■ Work required
Spot every line with the word "wind" and return it.

(Records from a collection)
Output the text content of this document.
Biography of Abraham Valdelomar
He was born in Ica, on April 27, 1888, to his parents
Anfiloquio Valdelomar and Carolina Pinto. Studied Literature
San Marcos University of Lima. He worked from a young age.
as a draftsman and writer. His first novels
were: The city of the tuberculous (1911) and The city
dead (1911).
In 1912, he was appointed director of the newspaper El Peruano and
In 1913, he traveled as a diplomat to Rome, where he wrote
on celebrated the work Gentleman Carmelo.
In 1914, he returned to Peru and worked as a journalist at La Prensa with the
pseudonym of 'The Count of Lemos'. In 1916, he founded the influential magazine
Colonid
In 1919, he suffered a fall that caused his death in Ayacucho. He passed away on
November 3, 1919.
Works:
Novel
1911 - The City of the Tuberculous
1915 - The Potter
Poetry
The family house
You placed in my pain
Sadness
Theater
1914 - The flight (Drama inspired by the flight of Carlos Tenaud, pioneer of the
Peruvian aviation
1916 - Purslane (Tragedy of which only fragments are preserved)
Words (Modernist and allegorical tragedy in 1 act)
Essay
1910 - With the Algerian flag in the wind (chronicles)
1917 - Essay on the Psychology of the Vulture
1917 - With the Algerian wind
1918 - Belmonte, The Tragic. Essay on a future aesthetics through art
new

■ Final answer
1910 - With the Algerian flag in the wind (chronicles)
1917 - With the Algerian wind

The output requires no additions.